Description of the task: Say how many lines contain the word "unit". Only the number should be given.

Provided records:
-- begin --
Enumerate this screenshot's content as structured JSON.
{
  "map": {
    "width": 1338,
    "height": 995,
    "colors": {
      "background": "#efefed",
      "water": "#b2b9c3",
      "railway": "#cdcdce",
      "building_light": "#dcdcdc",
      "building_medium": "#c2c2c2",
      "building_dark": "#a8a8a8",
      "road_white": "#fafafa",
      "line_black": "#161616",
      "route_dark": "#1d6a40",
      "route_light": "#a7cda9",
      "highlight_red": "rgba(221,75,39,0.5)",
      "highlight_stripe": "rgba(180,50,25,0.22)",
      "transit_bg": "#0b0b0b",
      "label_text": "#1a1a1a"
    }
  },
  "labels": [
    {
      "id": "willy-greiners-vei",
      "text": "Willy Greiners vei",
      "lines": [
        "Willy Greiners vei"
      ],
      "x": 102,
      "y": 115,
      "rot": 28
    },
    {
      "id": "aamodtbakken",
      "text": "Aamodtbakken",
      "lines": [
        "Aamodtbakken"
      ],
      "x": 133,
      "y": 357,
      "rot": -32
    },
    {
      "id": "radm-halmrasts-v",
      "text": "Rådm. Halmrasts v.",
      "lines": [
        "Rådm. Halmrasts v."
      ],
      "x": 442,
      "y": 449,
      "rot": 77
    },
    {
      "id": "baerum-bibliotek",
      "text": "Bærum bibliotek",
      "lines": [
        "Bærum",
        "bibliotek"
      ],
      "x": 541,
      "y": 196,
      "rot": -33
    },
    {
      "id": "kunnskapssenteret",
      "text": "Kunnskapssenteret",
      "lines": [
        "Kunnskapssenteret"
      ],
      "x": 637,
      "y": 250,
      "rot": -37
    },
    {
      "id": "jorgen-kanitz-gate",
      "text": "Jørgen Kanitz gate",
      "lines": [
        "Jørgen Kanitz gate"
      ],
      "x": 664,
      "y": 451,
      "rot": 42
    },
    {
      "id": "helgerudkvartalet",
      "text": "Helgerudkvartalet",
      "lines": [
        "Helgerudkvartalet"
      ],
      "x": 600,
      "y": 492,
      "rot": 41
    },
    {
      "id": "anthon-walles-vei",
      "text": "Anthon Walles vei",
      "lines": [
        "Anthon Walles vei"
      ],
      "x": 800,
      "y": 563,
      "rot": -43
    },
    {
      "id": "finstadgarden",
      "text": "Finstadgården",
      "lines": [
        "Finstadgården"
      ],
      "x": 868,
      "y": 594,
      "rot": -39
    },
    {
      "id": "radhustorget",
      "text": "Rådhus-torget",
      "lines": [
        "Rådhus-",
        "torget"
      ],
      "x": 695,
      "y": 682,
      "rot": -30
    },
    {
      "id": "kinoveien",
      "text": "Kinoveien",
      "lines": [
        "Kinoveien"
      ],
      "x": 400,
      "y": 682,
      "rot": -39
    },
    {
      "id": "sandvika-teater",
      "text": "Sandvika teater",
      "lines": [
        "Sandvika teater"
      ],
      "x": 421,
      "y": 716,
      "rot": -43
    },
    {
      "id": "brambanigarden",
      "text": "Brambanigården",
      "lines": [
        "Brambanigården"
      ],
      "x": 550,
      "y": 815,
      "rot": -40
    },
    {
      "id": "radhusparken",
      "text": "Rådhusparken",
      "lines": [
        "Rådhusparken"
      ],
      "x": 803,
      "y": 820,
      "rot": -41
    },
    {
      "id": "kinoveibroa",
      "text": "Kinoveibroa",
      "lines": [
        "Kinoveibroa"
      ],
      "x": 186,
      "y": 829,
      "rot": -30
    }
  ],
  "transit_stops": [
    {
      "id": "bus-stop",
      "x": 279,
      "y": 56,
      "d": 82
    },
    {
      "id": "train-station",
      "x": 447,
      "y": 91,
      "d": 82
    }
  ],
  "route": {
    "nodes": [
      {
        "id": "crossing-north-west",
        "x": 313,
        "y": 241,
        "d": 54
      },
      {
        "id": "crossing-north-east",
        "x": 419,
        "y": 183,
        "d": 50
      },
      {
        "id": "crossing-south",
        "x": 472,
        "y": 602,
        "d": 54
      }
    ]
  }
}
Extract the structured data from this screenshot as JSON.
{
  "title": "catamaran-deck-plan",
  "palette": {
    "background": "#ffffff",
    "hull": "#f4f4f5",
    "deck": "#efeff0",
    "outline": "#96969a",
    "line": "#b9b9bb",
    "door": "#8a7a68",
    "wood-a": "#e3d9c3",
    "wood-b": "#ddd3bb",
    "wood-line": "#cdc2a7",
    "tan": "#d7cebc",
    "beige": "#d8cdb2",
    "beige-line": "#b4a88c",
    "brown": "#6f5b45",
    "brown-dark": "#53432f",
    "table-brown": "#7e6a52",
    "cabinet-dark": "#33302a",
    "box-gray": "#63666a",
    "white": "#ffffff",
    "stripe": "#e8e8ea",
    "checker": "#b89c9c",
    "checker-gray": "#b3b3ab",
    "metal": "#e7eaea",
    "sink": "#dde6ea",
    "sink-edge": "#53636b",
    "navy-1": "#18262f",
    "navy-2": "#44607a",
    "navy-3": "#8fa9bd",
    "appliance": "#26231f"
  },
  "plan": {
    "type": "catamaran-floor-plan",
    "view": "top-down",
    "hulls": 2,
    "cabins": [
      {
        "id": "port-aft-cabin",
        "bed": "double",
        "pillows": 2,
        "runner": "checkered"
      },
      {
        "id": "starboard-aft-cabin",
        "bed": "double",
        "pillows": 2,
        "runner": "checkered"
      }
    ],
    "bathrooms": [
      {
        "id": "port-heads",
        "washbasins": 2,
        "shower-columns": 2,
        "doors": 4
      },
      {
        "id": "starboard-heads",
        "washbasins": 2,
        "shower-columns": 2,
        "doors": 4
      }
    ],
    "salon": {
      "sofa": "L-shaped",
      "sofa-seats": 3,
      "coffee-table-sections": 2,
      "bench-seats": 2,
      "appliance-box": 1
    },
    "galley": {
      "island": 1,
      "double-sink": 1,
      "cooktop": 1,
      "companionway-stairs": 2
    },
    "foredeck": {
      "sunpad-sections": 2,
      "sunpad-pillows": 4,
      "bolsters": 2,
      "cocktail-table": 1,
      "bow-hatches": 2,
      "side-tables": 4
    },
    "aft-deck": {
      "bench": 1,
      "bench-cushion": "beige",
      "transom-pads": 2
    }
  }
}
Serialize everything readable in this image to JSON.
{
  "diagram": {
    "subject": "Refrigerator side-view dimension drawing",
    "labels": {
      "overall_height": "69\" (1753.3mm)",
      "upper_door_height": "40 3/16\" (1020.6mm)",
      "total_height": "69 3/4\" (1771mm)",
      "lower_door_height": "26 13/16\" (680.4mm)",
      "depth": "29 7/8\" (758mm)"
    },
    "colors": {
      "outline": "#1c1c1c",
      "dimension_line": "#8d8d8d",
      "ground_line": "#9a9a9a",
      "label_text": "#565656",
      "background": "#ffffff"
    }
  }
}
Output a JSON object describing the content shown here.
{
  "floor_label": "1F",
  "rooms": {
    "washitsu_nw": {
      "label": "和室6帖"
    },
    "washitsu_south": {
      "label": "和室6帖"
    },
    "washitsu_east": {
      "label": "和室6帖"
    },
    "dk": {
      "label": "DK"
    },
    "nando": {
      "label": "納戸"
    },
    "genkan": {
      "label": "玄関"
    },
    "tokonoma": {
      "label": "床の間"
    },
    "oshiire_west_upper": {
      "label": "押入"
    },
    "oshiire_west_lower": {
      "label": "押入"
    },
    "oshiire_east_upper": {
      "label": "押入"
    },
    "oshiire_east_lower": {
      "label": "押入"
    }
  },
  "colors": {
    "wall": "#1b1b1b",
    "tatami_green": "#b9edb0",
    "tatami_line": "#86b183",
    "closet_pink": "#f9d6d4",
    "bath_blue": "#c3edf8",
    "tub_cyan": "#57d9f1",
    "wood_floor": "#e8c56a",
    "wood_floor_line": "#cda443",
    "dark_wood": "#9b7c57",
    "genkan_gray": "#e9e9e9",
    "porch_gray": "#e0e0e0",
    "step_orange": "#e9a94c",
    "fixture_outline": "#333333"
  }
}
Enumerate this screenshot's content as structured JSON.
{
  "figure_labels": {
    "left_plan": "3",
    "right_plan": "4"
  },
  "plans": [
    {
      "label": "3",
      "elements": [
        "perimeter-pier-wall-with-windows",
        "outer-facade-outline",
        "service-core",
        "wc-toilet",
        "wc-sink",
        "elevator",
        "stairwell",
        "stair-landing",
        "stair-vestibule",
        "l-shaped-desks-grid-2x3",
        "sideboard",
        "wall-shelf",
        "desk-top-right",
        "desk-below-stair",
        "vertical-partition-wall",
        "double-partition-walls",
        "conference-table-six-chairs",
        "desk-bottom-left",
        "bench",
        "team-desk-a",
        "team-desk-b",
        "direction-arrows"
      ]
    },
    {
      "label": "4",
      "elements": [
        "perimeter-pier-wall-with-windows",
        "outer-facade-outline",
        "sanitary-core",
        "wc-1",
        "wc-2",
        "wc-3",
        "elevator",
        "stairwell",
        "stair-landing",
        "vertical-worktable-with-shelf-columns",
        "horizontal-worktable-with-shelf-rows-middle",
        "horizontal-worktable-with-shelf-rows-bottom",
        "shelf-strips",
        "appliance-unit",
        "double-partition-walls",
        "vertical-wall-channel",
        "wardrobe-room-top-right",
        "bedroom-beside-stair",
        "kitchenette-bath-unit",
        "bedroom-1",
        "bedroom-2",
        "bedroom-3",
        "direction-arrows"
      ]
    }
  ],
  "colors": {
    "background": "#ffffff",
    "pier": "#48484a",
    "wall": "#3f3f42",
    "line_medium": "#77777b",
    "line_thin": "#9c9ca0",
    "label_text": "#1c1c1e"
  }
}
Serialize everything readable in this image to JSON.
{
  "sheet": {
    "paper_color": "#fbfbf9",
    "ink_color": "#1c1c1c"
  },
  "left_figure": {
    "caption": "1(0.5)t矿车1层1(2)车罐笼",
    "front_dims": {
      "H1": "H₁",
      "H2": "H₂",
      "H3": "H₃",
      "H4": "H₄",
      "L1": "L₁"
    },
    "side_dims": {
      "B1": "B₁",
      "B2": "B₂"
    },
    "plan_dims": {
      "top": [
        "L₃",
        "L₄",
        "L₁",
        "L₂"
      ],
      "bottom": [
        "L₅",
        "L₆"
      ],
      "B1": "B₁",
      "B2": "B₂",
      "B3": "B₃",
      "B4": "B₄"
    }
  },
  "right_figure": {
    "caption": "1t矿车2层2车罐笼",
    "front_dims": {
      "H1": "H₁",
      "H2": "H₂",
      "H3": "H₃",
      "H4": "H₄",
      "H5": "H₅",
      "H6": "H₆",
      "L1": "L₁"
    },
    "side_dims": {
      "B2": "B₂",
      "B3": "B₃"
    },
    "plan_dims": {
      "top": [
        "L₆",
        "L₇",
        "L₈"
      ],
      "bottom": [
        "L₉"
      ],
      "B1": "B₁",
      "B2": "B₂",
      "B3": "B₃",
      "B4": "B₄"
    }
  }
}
-- end --
Finished answer: 2